= WORK TO COMPLETE =
Can you transcribe every record below exactly as it appears?

------------------------------------

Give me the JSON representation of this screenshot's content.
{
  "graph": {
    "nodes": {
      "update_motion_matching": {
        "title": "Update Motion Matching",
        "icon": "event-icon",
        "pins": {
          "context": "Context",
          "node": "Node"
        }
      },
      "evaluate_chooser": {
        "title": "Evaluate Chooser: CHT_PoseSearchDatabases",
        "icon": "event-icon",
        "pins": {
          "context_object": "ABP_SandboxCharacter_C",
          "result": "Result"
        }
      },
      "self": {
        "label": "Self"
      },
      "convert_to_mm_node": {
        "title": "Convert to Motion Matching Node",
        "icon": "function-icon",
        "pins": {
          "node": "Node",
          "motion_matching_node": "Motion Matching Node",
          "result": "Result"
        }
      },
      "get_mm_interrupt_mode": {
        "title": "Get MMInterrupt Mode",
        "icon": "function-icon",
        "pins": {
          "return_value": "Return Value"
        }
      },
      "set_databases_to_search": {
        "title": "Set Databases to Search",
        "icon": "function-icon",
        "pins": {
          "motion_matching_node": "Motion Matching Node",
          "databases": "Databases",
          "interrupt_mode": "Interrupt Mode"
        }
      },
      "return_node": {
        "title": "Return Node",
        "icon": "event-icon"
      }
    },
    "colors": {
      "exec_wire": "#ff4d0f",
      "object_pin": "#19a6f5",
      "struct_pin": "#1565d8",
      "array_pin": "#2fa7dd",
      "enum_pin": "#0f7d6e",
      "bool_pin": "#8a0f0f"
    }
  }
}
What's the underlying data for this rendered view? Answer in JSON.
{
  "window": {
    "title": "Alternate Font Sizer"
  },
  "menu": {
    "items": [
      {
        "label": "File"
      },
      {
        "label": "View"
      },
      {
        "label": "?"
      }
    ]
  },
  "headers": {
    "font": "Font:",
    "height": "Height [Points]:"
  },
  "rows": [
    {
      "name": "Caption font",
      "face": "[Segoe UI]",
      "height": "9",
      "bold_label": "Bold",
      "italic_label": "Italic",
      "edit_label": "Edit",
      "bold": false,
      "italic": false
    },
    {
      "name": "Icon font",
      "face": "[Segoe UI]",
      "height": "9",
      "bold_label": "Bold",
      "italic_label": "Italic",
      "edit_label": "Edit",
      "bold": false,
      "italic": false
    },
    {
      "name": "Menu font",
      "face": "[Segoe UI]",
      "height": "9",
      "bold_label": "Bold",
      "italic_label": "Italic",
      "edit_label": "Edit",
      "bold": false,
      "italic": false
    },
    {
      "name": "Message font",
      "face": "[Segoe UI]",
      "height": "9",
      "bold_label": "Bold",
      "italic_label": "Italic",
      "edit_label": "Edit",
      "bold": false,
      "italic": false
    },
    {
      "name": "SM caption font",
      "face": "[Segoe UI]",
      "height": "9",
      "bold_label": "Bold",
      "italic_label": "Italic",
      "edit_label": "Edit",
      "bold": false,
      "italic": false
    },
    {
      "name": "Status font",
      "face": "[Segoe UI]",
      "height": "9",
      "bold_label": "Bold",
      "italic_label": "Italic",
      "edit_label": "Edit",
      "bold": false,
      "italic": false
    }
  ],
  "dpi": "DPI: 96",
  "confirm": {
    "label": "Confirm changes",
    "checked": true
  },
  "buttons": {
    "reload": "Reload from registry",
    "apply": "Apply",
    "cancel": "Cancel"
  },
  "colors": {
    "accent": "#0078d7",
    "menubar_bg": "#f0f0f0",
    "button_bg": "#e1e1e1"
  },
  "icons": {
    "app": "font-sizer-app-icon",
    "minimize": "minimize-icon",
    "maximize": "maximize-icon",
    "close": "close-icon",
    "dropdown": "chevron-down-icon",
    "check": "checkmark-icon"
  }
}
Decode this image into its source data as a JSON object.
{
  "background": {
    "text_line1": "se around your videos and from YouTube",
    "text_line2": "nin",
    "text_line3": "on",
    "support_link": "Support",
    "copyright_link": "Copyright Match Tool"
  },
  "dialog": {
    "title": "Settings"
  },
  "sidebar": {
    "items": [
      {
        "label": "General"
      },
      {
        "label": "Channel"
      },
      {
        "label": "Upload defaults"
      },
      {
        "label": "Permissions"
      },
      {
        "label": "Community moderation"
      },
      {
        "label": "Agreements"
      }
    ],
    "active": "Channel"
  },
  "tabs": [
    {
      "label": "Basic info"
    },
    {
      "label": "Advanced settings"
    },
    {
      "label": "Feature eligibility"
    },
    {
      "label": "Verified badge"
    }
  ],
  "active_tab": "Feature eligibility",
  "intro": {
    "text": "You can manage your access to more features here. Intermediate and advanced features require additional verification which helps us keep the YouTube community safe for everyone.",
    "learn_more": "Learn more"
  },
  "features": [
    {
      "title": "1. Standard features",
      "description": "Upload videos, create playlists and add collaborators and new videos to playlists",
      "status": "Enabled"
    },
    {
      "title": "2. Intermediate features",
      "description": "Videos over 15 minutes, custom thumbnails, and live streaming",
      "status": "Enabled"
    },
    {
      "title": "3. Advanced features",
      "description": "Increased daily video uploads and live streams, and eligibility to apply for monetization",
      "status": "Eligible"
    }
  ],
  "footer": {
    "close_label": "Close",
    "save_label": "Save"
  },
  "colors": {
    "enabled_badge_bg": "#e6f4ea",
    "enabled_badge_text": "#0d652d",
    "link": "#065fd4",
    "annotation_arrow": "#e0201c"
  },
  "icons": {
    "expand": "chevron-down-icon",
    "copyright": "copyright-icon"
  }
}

------------------------------------

= SOLUTION TO THIS EXERCISE =
Give me the JSON representation of this screenshot's content.
{
  "graph": {
    "nodes": {
      "update_motion_matching": {
        "title": "Update Motion Matching",
        "icon": "event-icon",
        "pins": {
          "context": "Context",
          "node": "Node"
        }
      },
      "evaluate_chooser": {
        "title": "Evaluate Chooser: CHT_PoseSearchDatabases",
        "icon": "event-icon",
        "pins": {
          "context_object": "ABP_SandboxCharacter_C",
          "result": "Result"
        }
      },
      "self": {
        "label": "Self"
      },
      "convert_to_mm_node": {
        "title": "Convert to Motion Matching Node",
        "icon": "function-icon",
        "pins": {
          "node": "Node",
          "motion_matching_node": "Motion Matching Node",
          "result": "Result"
        }
      },
      "get_mm_interrupt_mode": {
        "title": "Get MMInterrupt Mode",
        "icon": "function-icon",
        "pins": {
          "return_value": "Return Value"
        }
      },
      "set_databases_to_search": {
        "title": "Set Databases to Search",
        "icon": "function-icon",
        "pins": {
          "motion_matching_node": "Motion Matching Node",
          "databases": "Databases",
          "interrupt_mode": "Interrupt Mode"
        }
      },
      "return_node": {
        "title": "Return Node",
        "icon": "event-icon"
      }
    },
    "colors": {
      "exec_wire": "#ff4d0f",
      "object_pin": "#19a6f5",
      "struct_pin": "#1565d8",
      "array_pin": "#2fa7dd",
      "enum_pin": "#0f7d6e",
      "bool_pin": "#8a0f0f"
    }
  }
}
What's the underlying data for this rendered view? Answer in JSON.
{
  "window": {
    "title": "Alternate Font Sizer"
  },
  "menu": {
    "items": [
      {
        "label": "File"
      },
      {
        "label": "View"
      },
      {
        "label": "?"
      }
    ]
  },
  "headers": {
    "font": "Font:",
    "height": "Height [Points]:"
  },
  "rows": [
    {
      "name": "Caption font",
      "face": "[Segoe UI]",
      "height": "9",
      "bold_label": "Bold",
      "italic_label": "Italic",
      "edit_label": "Edit",
      "bold": false,
      "italic": false
    },
    {
      "name": "Icon font",
      "face": "[Segoe UI]",
      "height": "9",
      "bold_label": "Bold",
      "italic_label": "Italic",
      "edit_label": "Edit",
      "bold": false,
      "italic": false
    },
    {
      "name": "Menu font",
      "face": "[Segoe UI]",
      "height": "9",
      "bold_label": "Bold",
      "italic_label": "Italic",
      "edit_label": "Edit",
      "bold": false,
      "italic": false
    },
    {
      "name": "Message font",
      "face": "[Segoe UI]",
      "height": "9",
      "bold_label": "Bold",
      "italic_label": "Italic",
      "edit_label": "Edit",
      "bold": false,
      "italic": false
    },
    {
      "name": "SM caption font",
      "face": "[Segoe UI]",
      "height": "9",
      "bold_label": "Bold",
      "italic_label": "Italic",
      "edit_label": "Edit",
      "bold": false,
      "italic": false
    },
    {
      "name": "Status font",
      "face": "[Segoe UI]",
      "height": "9",
      "bold_label": "Bold",
      "italic_label": "Italic",
      "edit_label": "Edit",
      "bold": false,
      "italic": false
    }
  ],
  "dpi": "DPI: 96",
  "confirm": {
    "label": "Confirm changes",
    "checked": true
  },
  "buttons": {
    "reload": "Reload from registry",
    "apply": "Apply",
    "cancel": "Cancel"
  },
  "colors": {
    "accent": "#0078d7",
    "menubar_bg": "#f0f0f0",
    "button_bg": "#e1e1e1"
  },
  "icons": {
    "app": "font-sizer-app-icon",
    "minimize": "minimize-icon",
    "maximize": "maximize-icon",
    "close": "close-icon",
    "dropdown": "chevron-down-icon",
    "check": "checkmark-icon"
  }
}
Decode this image into its source data as a JSON object.
{
  "background": {
    "text_line1": "se around your videos and from YouTube",
    "text_line2": "nin",
    "text_line3": "on",
    "support_link": "Support",
    "copyright_link": "Copyright Match Tool"
  },
  "dialog": {
    "title": "Settings"
  },
  "sidebar": {
    "items": [
      {
        "label": "General"
      },
      {
        "label": "Channel"
      },
      {
        "label": "Upload defaults"
      },
      {
        "label": "Permissions"
      },
      {
        "label": "Community moderation"
      },
      {
        "label": "Agreements"
      }
    ],
    "active": "Channel"
  },
  "tabs": [
    {
      "label": "Basic info"
    },
    {
      "label": "Advanced settings"
    },
    {
      "label": "Feature eligibility"
    },
    {
      "label": "Verified badge"
    }
  ],
  "active_tab": "Feature eligibility",
  "intro": {
    "text": "You can manage your access to more features here. Intermediate and advanced features require additional verification which helps us keep the YouTube community safe for everyone.",
    "learn_more": "Learn more"
  },
  "features": [
    {
      "title": "1. Standard features",
      "description": "Upload videos, create playlists and add collaborators and new videos to playlists",
      "status": "Enabled"
    },
    {
      "title": "2. Intermediate features",
      "description": "Videos over 15 minutes, custom thumbnails, and live streaming",
      "status": "Enabled"
    },
    {
      "title": "3. Advanced features",
      "description": "Increased daily video uploads and live streams, and eligibility to apply for monetization",
      "status": "Eligible"
    }
  ],
  "footer": {
    "close_label": "Close",
    "save_label": "Save"
  },
  "colors": {
    "enabled_badge_bg": "#e6f4ea",
    "enabled_badge_text": "#0d652d",
    "link": "#065fd4",
    "annotation_arrow": "#e0201c"
  },
  "icons": {
    "expand": "chevron-down-icon",
    "copyright": "copyright-icon"
  }
}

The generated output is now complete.